(Data entries for graphics)
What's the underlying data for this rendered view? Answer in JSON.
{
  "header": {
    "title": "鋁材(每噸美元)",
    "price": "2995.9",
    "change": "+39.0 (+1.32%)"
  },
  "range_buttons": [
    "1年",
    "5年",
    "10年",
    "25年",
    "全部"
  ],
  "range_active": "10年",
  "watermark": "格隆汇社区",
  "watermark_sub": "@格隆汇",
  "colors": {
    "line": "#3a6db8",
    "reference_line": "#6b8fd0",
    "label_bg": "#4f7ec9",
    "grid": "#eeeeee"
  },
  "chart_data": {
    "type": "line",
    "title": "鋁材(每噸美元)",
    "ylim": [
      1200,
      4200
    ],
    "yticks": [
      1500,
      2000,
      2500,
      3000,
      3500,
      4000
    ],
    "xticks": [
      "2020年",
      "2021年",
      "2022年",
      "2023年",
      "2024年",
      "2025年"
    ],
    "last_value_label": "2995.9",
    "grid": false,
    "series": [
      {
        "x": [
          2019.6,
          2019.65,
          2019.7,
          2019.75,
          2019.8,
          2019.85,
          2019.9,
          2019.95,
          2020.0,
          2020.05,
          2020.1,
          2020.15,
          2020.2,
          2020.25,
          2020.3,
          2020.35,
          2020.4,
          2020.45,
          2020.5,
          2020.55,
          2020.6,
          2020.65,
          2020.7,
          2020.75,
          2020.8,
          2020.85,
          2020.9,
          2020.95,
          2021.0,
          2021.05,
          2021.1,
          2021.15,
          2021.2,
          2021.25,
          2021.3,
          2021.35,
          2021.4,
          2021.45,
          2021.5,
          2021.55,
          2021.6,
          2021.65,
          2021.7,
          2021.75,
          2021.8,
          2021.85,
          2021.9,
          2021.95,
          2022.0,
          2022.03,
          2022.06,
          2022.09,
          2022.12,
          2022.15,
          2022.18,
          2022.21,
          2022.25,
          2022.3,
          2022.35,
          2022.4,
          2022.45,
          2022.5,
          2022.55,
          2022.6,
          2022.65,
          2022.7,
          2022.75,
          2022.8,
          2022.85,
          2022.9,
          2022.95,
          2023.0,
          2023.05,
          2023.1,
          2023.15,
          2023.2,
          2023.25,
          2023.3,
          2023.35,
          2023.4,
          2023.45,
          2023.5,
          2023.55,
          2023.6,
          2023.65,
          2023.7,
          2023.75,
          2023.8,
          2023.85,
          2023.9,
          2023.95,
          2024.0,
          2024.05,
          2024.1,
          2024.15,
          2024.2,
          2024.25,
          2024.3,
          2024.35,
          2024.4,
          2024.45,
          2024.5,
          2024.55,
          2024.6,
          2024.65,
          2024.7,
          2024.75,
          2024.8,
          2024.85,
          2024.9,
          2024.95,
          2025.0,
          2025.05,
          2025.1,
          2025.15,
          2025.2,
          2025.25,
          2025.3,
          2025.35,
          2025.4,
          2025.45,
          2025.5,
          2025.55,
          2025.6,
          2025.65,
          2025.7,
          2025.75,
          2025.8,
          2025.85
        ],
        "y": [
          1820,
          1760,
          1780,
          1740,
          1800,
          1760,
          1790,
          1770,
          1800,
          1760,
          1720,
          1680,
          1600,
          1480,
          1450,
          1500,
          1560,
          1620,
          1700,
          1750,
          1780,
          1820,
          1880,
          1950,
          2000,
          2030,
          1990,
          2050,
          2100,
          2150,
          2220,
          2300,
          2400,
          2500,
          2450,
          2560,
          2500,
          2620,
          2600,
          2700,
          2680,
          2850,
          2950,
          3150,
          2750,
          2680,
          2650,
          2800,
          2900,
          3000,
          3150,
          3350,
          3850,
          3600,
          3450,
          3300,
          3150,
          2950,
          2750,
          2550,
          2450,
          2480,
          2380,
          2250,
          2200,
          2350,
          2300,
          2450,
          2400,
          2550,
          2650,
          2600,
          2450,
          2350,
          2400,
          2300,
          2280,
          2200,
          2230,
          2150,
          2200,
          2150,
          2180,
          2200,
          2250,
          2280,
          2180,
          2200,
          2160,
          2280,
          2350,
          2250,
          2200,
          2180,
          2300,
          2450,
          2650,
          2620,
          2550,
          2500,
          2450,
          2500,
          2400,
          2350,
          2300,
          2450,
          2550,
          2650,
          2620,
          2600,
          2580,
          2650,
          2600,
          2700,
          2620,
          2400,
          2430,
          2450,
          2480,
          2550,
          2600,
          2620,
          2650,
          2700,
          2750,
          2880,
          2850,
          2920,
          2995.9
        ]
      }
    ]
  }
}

§ **Your instructions**
Word for word, restate all of the data shown above.

§ **Completed task**
What's the underlying data for this rendered view? Answer in JSON.
{
  "header": {
    "title": "鋁材(每噸美元)",
    "price": "2995.9",
    "change": "+39.0 (+1.32%)"
  },
  "range_buttons": [
    "1年",
    "5年",
    "10年",
    "25年",
    "全部"
  ],
  "range_active": "10年",
  "watermark": "格隆汇社区",
  "watermark_sub": "@格隆汇",
  "colors": {
    "line": "#3a6db8",
    "reference_line": "#6b8fd0",
    "label_bg": "#4f7ec9",
    "grid": "#eeeeee"
  },
  "chart_data": {
    "type": "line",
    "title": "鋁材(每噸美元)",
    "ylim": [
      1200,
      4200
    ],
    "yticks": [
      1500,
      2000,
      2500,
      3000,
      3500,
      4000
    ],
    "xticks": [
      "2020年",
      "2021年",
      "2022年",
      "2023年",
      "2024年",
      "2025年"
    ],
    "last_value_label": "2995.9",
    "grid": false,
    "series": [
      {
        "x": [
          2019.6,
          2019.65,
          2019.7,
          2019.75,
          2019.8,
          2019.85,
          2019.9,
          2019.95,
          2020.0,
          2020.05,
          2020.1,
          2020.15,
          2020.2,
          2020.25,
          2020.3,
          2020.35,
          2020.4,
          2020.45,
          2020.5,
          2020.55,
          2020.6,
          2020.65,
          2020.7,
          2020.75,
          2020.8,
          2020.85,
          2020.9,
          2020.95,
          2021.0,
          2021.05,
          2021.1,
          2021.15,
          2021.2,
          2021.25,
          2021.3,
          2021.35,
          2021.4,
          2021.45,
          2021.5,
          2021.55,
          2021.6,
          2021.65,
          2021.7,
          2021.75,
          2021.8,
          2021.85,
          2021.9,
          2021.95,
          2022.0,
          2022.03,
          2022.06,
          2022.09,
          2022.12,
          2022.15,
          2022.18,
          2022.21,
          2022.25,
          2022.3,
          2022.35,
          2022.4,
          2022.45,
          2022.5,
          2022.55,
          2022.6,
          2022.65,
          2022.7,
          2022.75,
          2022.8,
          2022.85,
          2022.9,
          2022.95,
          2023.0,
          2023.05,
          2023.1,
          2023.15,
          2023.2,
          2023.25,
          2023.3,
          2023.35,
          2023.4,
          2023.45,
          2023.5,
          2023.55,
          2023.6,
          2023.65,
          2023.7,
          2023.75,
          2023.8,
          2023.85,
          2023.9,
          2023.95,
          2024.0,
          2024.05,
          2024.1,
          2024.15,
          2024.2,
          2024.25,
          2024.3,
          2024.35,
          2024.4,
          2024.45,
          2024.5,
          2024.55,
          2024.6,
          2024.65,
          2024.7,
          2024.75,
          2024.8,
          2024.85,
          2024.9,
          2024.95,
          2025.0,
          2025.05,
          2025.1,
          2025.15,
          2025.2,
          2025.25,
          2025.3,
          2025.35,
          2025.4,
          2025.45,
          2025.5,
          2025.55,
          2025.6,
          2025.65,
          2025.7,
          2025.75,
          2025.8,
          2025.85
        ],
        "y": [
          1820,
          1760,
          1780,
          1740,
          1800,
          1760,
          1790,
          1770,
          1800,
          1760,
          1720,
          1680,
          1600,
          1480,
          1450,
          1500,
          1560,
          1620,
          1700,
          1750,
          1780,
          1820,
          1880,
          1950,
          2000,
          2030,
          1990,
          2050,
          2100,
          2150,
          2220,
          2300,
          2400,
          2500,
          2450,
          2560,
          2500,
          2620,
          2600,
          2700,
          2680,
          2850,
          2950,
          3150,
          2750,
          2680,
          2650,
          2800,
          2900,
          3000,
          3150,
          3350,
          3850,
          3600,
          3450,
          3300,
          3150,
          2950,
          2750,
          2550,
          2450,
          2480,
          2380,
          2250,
          2200,
          2350,
          2300,
          2450,
          2400,
          2550,
          2650,
          2600,
          2450,
          2350,
          2400,
          2300,
          2280,
          2200,
          2230,
          2150,
          2200,
          2150,
          2180,
          2200,
          2250,
          2280,
          2180,
          2200,
          2160,
          2280,
          2350,
          2250,
          2200,
          2180,
          2300,
          2450,
          2650,
          2620,
          2550,
          2500,
          2450,
          2500,
          2400,
          2350,
          2300,
          2450,
          2550,
          2650,
          2620,
          2600,
          2580,
          2650,
          2600,
          2700,
          2620,
          2400,
          2430,
          2450,
          2480,
          2550,
          2600,
          2620,
          2650,
          2700,
          2750,
          2880,
          2850,
          2920,
          2995.9
        ]
      }
    ]
  }
}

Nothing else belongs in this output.